■ WHAT NEEDS TO BE DONE
Repeat the data word for word. Do not include the pictures.

Structured figure records
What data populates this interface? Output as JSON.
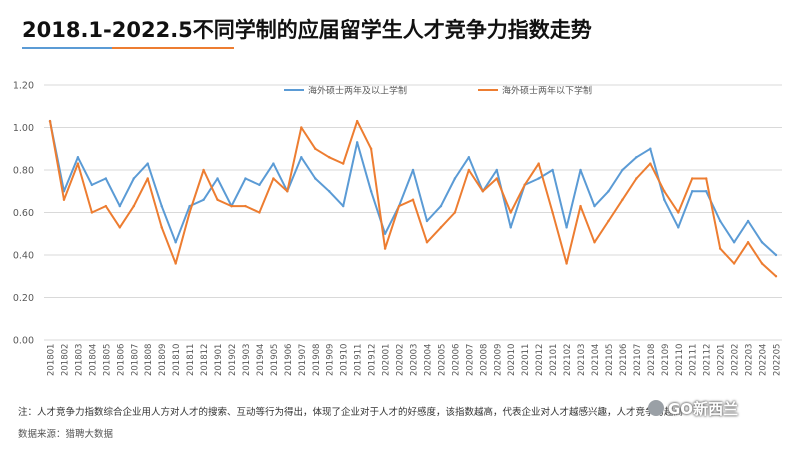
{
  "page": {
    "title": "2018.1-2022.5不同学制的应届留学生人才竞争力指数走势",
    "note": "注：人才竞争力指数综合企业用人方对人才的搜索、互动等行为得出，体现了企业对于人才的好感度，该指数越高，代表企业对人才越感兴趣，人才竞争力越高",
    "source": "数据来源：猎聘大数据",
    "watermark": "GO新西兰"
  },
  "colors": {
    "series_a": "#5b9bd5",
    "series_b": "#ed7d31",
    "grid": "#d9d9d9",
    "tick": "#595959"
  },
  "chart_data": {
    "type": "line",
    "title": "2018.1-2022.5不同学制的应届留学生人才竞争力指数走势",
    "xlabel": "",
    "ylabel": "",
    "ylim": [
      0,
      1.2
    ],
    "yticks": [
      "0.00",
      "0.20",
      "0.40",
      "0.60",
      "0.80",
      "1.00",
      "1.20"
    ],
    "grid": true,
    "legend_position": "top",
    "categories": [
      "201801",
      "201802",
      "201803",
      "201804",
      "201805",
      "201806",
      "201807",
      "201808",
      "201809",
      "201810",
      "201811",
      "201812",
      "201901",
      "201902",
      "201903",
      "201904",
      "201905",
      "201906",
      "201907",
      "201908",
      "201909",
      "201910",
      "201911",
      "201912",
      "202001",
      "202002",
      "202003",
      "202004",
      "202005",
      "202006",
      "202007",
      "202008",
      "202009",
      "202010",
      "202011",
      "202012",
      "202101",
      "202102",
      "202103",
      "202104",
      "202105",
      "202106",
      "202107",
      "202108",
      "202109",
      "202110",
      "202111",
      "202112",
      "202201",
      "202202",
      "202203",
      "202204",
      "202205"
    ],
    "series": [
      {
        "name": "海外硕士两年及以上学制",
        "values": [
          1.03,
          0.7,
          0.86,
          0.73,
          0.76,
          0.63,
          0.76,
          0.83,
          0.63,
          0.46,
          0.63,
          0.66,
          0.76,
          0.63,
          0.76,
          0.73,
          0.83,
          0.7,
          0.86,
          0.76,
          0.7,
          0.63,
          0.93,
          0.7,
          0.5,
          0.63,
          0.8,
          0.56,
          0.63,
          0.76,
          0.86,
          0.7,
          0.8,
          0.53,
          0.73,
          0.76,
          0.8,
          0.53,
          0.8,
          0.63,
          0.7,
          0.8,
          0.86,
          0.9,
          0.66,
          0.53,
          0.7,
          0.7,
          0.56,
          0.46,
          0.56,
          0.46,
          0.4
        ]
      },
      {
        "name": "海外硕士两年以下学制",
        "values": [
          1.03,
          0.66,
          0.83,
          0.6,
          0.63,
          0.53,
          0.63,
          0.76,
          0.53,
          0.36,
          0.6,
          0.8,
          0.66,
          0.63,
          0.63,
          0.6,
          0.76,
          0.7,
          1.0,
          0.9,
          0.86,
          0.83,
          1.03,
          0.9,
          0.43,
          0.63,
          0.66,
          0.46,
          0.53,
          0.6,
          0.8,
          0.7,
          0.76,
          0.6,
          0.73,
          0.83,
          0.6,
          0.36,
          0.63,
          0.46,
          0.56,
          0.66,
          0.76,
          0.83,
          0.7,
          0.6,
          0.76,
          0.76,
          0.43,
          0.36,
          0.46,
          0.36,
          0.3
        ]
      }
    ]
  }
}
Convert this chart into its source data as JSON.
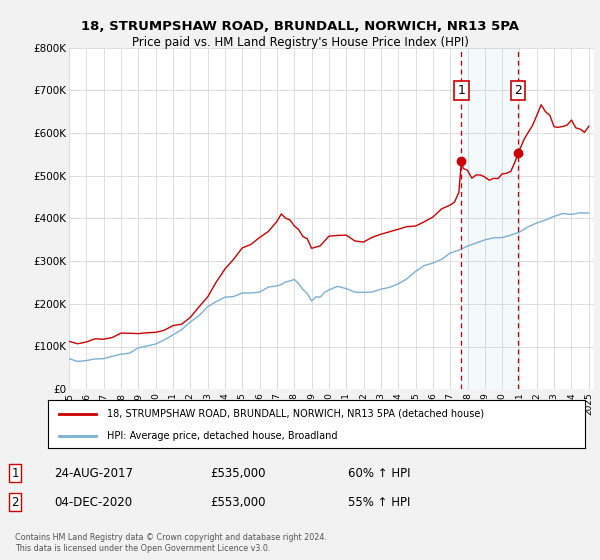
{
  "title": "18, STRUMPSHAW ROAD, BRUNDALL, NORWICH, NR13 5PA",
  "subtitle": "Price paid vs. HM Land Registry's House Price Index (HPI)",
  "background_color": "#f2f2f2",
  "plot_bg_color": "#ffffff",
  "red_line_color": "#cc0000",
  "blue_line_color": "#7ab0d4",
  "marker1_x": 2017.65,
  "marker2_x": 2020.92,
  "marker1_label": "1",
  "marker2_label": "2",
  "marker1_date": "24-AUG-2017",
  "marker1_price": "£535,000",
  "marker1_hpi": "60% ↑ HPI",
  "marker2_date": "04-DEC-2020",
  "marker2_price": "£553,000",
  "marker2_hpi": "55% ↑ HPI",
  "ylim_min": 0,
  "ylim_max": 800000,
  "legend_line1": "18, STRUMPSHAW ROAD, BRUNDALL, NORWICH, NR13 5PA (detached house)",
  "legend_line2": "HPI: Average price, detached house, Broadland",
  "footer": "Contains HM Land Registry data © Crown copyright and database right 2024.\nThis data is licensed under the Open Government Licence v3.0.",
  "yticks": [
    0,
    100000,
    200000,
    300000,
    400000,
    500000,
    600000,
    700000,
    800000
  ],
  "ytick_labels": [
    "£0",
    "£100K",
    "£200K",
    "£300K",
    "£400K",
    "£500K",
    "£600K",
    "£700K",
    "£800K"
  ],
  "xtick_years": [
    1995,
    1996,
    1997,
    1998,
    1999,
    2000,
    2001,
    2002,
    2003,
    2004,
    2005,
    2006,
    2007,
    2008,
    2009,
    2010,
    2011,
    2012,
    2013,
    2014,
    2015,
    2016,
    2017,
    2018,
    2019,
    2020,
    2021,
    2022,
    2023,
    2024,
    2025
  ]
}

■ TASK OUTPUT
What data populates this interface? Output as JSON.
{
  "page": {
    "title": "2018.1-2022.5不同学制的应届留学生人才竞争力指数走势",
    "note": "注：人才竞争力指数综合企业用人方对人才的搜索、互动等行为得出，体现了企业对于人才的好感度，该指数越高，代表企业对人才越感兴趣，人才竞争力越高",
    "source": "数据来源：猎聘大数据",
    "watermark": "GO新西兰"
  },
  "colors": {
    "series_a": "#5b9bd5",
    "series_b": "#ed7d31",
    "grid": "#d9d9d9",
    "tick": "#595959"
  },
  "chart_data": {
    "type": "line",
    "title": "2018.1-2022.5不同学制的应届留学生人才竞争力指数走势",
    "xlabel": "",
    "ylabel": "",
    "ylim": [
      0,
      1.2
    ],
    "yticks": [
      "0.00",
      "0.20",
      "0.40",
      "0.60",
      "0.80",
      "1.00",
      "1.20"
    ],
    "grid": true,
    "legend_position": "top",
    "categories": [
      "201801",
      "201802",
      "201803",
      "201804",
      "201805",
      "201806",
      "201807",
      "201808",
      "201809",
      "201810",
      "201811",
      "201812",
      "201901",
      "201902",
      "201903",
      "201904",
      "201905",
      "201906",
      "201907",
      "201908",
      "201909",
      "201910",
      "201911",
      "201912",
      "202001",
      "202002",
      "202003",
      "202004",
      "202005",
      "202006",
      "202007",
      "202008",
      "202009",
      "202010",
      "202011",
      "202012",
      "202101",
      "202102",
      "202103",
      "202104",
      "202105",
      "202106",
      "202107",
      "202108",
      "202109",
      "202110",
      "202111",
      "202112",
      "202201",
      "202202",
      "202203",
      "202204",
      "202205"
    ],
    "series": [
      {
        "name": "海外硕士两年及以上学制",
        "values": [
          1.03,
          0.7,
          0.86,
          0.73,
          0.76,
          0.63,
          0.76,
          0.83,
          0.63,
          0.46,
          0.63,
          0.66,
          0.76,
          0.63,
          0.76,
          0.73,
          0.83,
          0.7,
          0.86,
          0.76,
          0.7,
          0.63,
          0.93,
          0.7,
          0.5,
          0.63,
          0.8,
          0.56,
          0.63,
          0.76,
          0.86,
          0.7,
          0.8,
          0.53,
          0.73,
          0.76,
          0.8,
          0.53,
          0.8,
          0.63,
          0.7,
          0.8,
          0.86,
          0.9,
          0.66,
          0.53,
          0.7,
          0.7,
          0.56,
          0.46,
          0.56,
          0.46,
          0.4
        ]
      },
      {
        "name": "海外硕士两年以下学制",
        "values": [
          1.03,
          0.66,
          0.83,
          0.6,
          0.63,
          0.53,
          0.63,
          0.76,
          0.53,
          0.36,
          0.6,
          0.8,
          0.66,
          0.63,
          0.63,
          0.6,
          0.76,
          0.7,
          1.0,
          0.9,
          0.86,
          0.83,
          1.03,
          0.9,
          0.43,
          0.63,
          0.66,
          0.46,
          0.53,
          0.6,
          0.8,
          0.7,
          0.76,
          0.6,
          0.73,
          0.83,
          0.6,
          0.36,
          0.63,
          0.46,
          0.56,
          0.66,
          0.76,
          0.83,
          0.7,
          0.6,
          0.76,
          0.76,
          0.43,
          0.36,
          0.46,
          0.36,
          0.3
        ]
      }
    ]
  }
}
Convert this chart into its source data as JSON.
{
  "title": "18, STRUMPSHAW ROAD, BRUNDALL, NORWICH, NR13 5PA",
  "subtitle": "Price paid vs. HM Land Registry's House Price Index (HPI)",
  "background_color": "#f2f2f2",
  "plot_bg_color": "#ffffff",
  "red_line_color": "#cc0000",
  "blue_line_color": "#7ab0d4",
  "marker1_x": 2017.65,
  "marker2_x": 2020.92,
  "marker1_label": "1",
  "marker2_label": "2",
  "marker1_date": "24-AUG-2017",
  "marker1_price": "£535,000",
  "marker1_hpi": "60% ↑ HPI",
  "marker2_date": "04-DEC-2020",
  "marker2_price": "£553,000",
  "marker2_hpi": "55% ↑ HPI",
  "ylim_min": 0,
  "ylim_max": 800000,
  "legend_line1": "18, STRUMPSHAW ROAD, BRUNDALL, NORWICH, NR13 5PA (detached house)",
  "legend_line2": "HPI: Average price, detached house, Broadland",
  "footer": "Contains HM Land Registry data © Crown copyright and database right 2024.\nThis data is licensed under the Open Government Licence v3.0.",
  "yticks": [
    0,
    100000,
    200000,
    300000,
    400000,
    500000,
    600000,
    700000,
    800000
  ],
  "ytick_labels": [
    "£0",
    "£100K",
    "£200K",
    "£300K",
    "£400K",
    "£500K",
    "£600K",
    "£700K",
    "£800K"
  ],
  "xtick_years": [
    1995,
    1996,
    1997,
    1998,
    1999,
    2000,
    2001,
    2002,
    2003,
    2004,
    2005,
    2006,
    2007,
    2008,
    2009,
    2010,
    2011,
    2012,
    2013,
    2014,
    2015,
    2016,
    2017,
    2018,
    2019,
    2020,
    2021,
    2022,
    2023,
    2024,
    2025
  ]
}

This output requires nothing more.